* Exercise objective *
Select from the records below every line that has the word "Solar" in it.

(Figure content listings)
_____
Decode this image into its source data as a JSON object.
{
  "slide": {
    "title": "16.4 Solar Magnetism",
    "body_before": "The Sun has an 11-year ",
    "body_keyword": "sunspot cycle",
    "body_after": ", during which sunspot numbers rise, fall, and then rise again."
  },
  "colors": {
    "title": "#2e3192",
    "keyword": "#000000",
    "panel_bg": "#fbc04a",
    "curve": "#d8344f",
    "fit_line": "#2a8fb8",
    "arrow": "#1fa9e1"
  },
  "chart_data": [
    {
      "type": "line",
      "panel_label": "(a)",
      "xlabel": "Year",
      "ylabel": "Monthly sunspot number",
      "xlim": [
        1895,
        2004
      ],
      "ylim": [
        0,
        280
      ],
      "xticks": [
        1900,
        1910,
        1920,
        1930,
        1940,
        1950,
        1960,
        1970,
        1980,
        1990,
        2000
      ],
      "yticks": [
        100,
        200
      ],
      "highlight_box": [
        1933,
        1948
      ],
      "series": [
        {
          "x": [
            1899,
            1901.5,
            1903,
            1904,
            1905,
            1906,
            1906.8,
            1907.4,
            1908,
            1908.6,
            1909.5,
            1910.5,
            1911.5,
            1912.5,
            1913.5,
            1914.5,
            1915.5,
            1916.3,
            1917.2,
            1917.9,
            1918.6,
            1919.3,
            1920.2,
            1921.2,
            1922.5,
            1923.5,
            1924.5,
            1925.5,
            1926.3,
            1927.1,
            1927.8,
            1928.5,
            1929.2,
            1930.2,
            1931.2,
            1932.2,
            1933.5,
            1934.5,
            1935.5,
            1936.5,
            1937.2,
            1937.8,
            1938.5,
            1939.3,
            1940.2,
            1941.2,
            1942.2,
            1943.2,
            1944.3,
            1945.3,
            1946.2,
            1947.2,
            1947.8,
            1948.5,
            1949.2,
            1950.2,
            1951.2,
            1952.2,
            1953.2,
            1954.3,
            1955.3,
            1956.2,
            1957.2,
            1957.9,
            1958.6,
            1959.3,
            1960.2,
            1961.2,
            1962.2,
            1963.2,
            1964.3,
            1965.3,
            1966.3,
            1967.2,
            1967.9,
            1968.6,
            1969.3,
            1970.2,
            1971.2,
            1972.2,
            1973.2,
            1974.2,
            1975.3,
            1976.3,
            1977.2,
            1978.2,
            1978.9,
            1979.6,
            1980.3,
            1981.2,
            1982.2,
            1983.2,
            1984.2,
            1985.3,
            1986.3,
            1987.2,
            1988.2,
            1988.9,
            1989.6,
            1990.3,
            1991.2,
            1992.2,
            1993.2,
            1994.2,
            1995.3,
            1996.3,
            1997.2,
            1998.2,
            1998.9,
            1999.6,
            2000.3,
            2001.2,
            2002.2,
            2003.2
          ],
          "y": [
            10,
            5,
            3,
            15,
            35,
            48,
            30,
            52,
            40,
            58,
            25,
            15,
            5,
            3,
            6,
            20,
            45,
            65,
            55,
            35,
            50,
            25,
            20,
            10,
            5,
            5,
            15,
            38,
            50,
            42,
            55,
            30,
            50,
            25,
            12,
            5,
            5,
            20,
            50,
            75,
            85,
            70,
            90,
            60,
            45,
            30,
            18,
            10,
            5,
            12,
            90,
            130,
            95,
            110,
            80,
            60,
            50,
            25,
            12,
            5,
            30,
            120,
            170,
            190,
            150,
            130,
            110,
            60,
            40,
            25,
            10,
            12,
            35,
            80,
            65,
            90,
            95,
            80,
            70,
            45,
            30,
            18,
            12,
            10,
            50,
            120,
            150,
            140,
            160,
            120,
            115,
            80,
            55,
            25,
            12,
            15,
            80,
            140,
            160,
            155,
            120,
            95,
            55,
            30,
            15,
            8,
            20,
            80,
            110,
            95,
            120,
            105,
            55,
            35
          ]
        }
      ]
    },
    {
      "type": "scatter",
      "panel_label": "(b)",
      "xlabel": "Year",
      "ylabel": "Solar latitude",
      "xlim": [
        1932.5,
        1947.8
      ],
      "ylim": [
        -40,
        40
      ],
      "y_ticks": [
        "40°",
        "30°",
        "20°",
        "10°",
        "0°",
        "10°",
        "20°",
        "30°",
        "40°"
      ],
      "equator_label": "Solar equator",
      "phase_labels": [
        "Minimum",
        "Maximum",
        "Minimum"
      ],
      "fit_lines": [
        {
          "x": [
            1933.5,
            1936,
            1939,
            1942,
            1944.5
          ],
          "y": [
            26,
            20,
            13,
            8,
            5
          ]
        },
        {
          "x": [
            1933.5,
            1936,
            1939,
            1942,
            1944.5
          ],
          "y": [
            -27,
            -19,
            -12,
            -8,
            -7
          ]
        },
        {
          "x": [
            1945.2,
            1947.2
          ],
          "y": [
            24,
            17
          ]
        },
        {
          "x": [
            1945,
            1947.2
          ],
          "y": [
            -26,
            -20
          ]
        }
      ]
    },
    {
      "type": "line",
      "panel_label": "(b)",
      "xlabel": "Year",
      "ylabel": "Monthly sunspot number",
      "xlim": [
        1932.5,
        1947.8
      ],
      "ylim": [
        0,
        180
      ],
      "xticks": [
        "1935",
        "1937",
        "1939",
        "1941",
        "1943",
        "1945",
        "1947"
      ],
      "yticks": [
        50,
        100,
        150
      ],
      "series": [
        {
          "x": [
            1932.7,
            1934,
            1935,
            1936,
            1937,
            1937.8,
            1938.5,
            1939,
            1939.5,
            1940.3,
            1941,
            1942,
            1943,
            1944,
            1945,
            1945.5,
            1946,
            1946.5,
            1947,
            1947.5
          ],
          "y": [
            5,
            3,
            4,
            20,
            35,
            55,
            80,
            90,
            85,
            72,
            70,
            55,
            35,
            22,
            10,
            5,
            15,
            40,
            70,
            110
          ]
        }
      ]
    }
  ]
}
_____
* Result *
    "title": "16.4 Solar Magnetism",
      "ylabel": "Solar latitude",
      "equator_label": "Solar equator",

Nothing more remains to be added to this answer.